[Saved entries]

● ● ● ● ●

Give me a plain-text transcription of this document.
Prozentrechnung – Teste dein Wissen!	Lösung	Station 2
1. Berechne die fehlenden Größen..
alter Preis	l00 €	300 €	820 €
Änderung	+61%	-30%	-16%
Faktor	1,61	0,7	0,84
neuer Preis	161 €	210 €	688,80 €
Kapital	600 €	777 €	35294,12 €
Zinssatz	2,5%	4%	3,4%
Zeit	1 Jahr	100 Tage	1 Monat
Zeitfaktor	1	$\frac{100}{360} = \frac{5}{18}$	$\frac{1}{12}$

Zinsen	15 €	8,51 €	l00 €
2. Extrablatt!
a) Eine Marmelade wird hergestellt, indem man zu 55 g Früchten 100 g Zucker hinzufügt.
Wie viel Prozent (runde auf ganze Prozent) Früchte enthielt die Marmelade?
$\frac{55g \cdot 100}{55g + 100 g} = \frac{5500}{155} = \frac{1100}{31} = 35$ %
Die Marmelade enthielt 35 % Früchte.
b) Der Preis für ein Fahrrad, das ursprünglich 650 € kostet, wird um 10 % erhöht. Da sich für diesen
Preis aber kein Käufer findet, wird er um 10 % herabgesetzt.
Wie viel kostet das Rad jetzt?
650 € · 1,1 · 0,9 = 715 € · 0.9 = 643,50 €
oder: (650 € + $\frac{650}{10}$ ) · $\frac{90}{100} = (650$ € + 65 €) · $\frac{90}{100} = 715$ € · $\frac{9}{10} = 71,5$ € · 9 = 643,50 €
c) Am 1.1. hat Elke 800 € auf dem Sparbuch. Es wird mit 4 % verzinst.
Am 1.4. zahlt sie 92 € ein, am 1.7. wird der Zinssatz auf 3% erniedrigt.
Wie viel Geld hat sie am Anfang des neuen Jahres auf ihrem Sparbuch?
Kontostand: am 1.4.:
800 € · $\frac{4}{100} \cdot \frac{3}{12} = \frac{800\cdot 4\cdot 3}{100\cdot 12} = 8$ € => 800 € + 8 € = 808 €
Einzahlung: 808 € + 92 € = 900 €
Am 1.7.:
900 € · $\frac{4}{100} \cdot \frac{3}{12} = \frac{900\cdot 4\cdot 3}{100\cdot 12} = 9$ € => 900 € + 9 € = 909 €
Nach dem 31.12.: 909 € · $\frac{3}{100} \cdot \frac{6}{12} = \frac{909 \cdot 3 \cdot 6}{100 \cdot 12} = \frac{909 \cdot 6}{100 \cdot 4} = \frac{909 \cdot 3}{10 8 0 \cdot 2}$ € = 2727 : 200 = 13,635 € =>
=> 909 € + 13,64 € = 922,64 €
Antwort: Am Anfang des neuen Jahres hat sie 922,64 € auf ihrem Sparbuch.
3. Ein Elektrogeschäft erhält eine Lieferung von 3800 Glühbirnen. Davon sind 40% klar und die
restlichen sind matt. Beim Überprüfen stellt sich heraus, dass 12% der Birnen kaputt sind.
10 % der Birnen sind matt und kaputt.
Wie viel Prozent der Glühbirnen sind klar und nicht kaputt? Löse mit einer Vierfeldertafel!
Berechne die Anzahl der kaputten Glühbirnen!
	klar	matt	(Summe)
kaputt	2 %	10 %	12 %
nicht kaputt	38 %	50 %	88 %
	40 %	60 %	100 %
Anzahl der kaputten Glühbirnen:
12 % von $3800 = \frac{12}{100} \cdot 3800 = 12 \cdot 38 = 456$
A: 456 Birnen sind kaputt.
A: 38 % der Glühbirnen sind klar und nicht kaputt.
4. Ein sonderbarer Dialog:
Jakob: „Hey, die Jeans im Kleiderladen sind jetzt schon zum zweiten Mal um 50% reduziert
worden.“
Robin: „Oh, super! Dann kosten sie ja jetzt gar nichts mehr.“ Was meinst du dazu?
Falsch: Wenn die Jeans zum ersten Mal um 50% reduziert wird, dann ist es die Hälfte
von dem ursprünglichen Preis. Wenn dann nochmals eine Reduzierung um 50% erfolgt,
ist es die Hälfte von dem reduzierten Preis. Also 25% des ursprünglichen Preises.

● ● ● ● ●

#### Required work
Every entry above should be retyped exactly as shown.

#### Task response
Give me a plain-text transcription of this document.
Prozentrechnung – Teste dein Wissen!	Lösung	Station 2
1. Berechne die fehlenden Größen..
alter Preis	l00 €	300 €	820 €
Änderung	+61%	-30%	-16%
Faktor	1,61	0,7	0,84
neuer Preis	161 €	210 €	688,80 €
Kapital	600 €	777 €	35294,12 €
Zinssatz	2,5%	4%	3,4%
Zeit	1 Jahr	100 Tage	1 Monat
Zeitfaktor	1	$\frac{100}{360} = \frac{5}{18}$	$\frac{1}{12}$

Zinsen	15 €	8,51 €	l00 €
2. Extrablatt!
a) Eine Marmelade wird hergestellt, indem man zu 55 g Früchten 100 g Zucker hinzufügt.
Wie viel Prozent (runde auf ganze Prozent) Früchte enthielt die Marmelade?
$\frac{55g \cdot 100}{55g + 100 g} = \frac{5500}{155} = \frac{1100}{31} = 35$ %
Die Marmelade enthielt 35 % Früchte.
b) Der Preis für ein Fahrrad, das ursprünglich 650 € kostet, wird um 10 % erhöht. Da sich für diesen
Preis aber kein Käufer findet, wird er um 10 % herabgesetzt.
Wie viel kostet das Rad jetzt?
650 € · 1,1 · 0,9 = 715 € · 0.9 = 643,50 €
oder: (650 € + $\frac{650}{10}$ ) · $\frac{90}{100} = (650$ € + 65 €) · $\frac{90}{100} = 715$ € · $\frac{9}{10} = 71,5$ € · 9 = 643,50 €
c) Am 1.1. hat Elke 800 € auf dem Sparbuch. Es wird mit 4 % verzinst.
Am 1.4. zahlt sie 92 € ein, am 1.7. wird der Zinssatz auf 3% erniedrigt.
Wie viel Geld hat sie am Anfang des neuen Jahres auf ihrem Sparbuch?
Kontostand: am 1.4.:
800 € · $\frac{4}{100} \cdot \frac{3}{12} = \frac{800\cdot 4\cdot 3}{100\cdot 12} = 8$ € => 800 € + 8 € = 808 €
Einzahlung: 808 € + 92 € = 900 €
Am 1.7.:
900 € · $\frac{4}{100} \cdot \frac{3}{12} = \frac{900\cdot 4\cdot 3}{100\cdot 12} = 9$ € => 900 € + 9 € = 909 €
Nach dem 31.12.: 909 € · $\frac{3}{100} \cdot \frac{6}{12} = \frac{909 \cdot 3 \cdot 6}{100 \cdot 12} = \frac{909 \cdot 6}{100 \cdot 4} = \frac{909 \cdot 3}{10 8 0 \cdot 2}$ € = 2727 : 200 = 13,635 € =>
=> 909 € + 13,64 € = 922,64 €
Antwort: Am Anfang des neuen Jahres hat sie 922,64 € auf ihrem Sparbuch.
3. Ein Elektrogeschäft erhält eine Lieferung von 3800 Glühbirnen. Davon sind 40% klar und die
restlichen sind matt. Beim Überprüfen stellt sich heraus, dass 12% der Birnen kaputt sind.
10 % der Birnen sind matt und kaputt.
Wie viel Prozent der Glühbirnen sind klar und nicht kaputt? Löse mit einer Vierfeldertafel!
Berechne die Anzahl der kaputten Glühbirnen!
	klar	matt	(Summe)
kaputt	2 %	10 %	12 %
nicht kaputt	38 %	50 %	88 %
	40 %	60 %	100 %
Anzahl der kaputten Glühbirnen:
12 % von $3800 = \frac{12}{100} \cdot 3800 = 12 \cdot 38 = 456$
A: 456 Birnen sind kaputt.
A: 38 % der Glühbirnen sind klar und nicht kaputt.
4. Ein sonderbarer Dialog:
Jakob: „Hey, die Jeans im Kleiderladen sind jetzt schon zum zweiten Mal um 50% reduziert
worden.“
Robin: „Oh, super! Dann kosten sie ja jetzt gar nichts mehr.“ Was meinst du dazu?
Falsch: Wenn die Jeans zum ersten Mal um 50% reduziert wird, dann ist es die Hälfte
von dem ursprünglichen Preis. Wenn dann nochmals eine Reduzierung um 50% erfolgt,
ist es die Hälfte von dem reduzierten Preis. Also 25% des ursprünglichen Preises.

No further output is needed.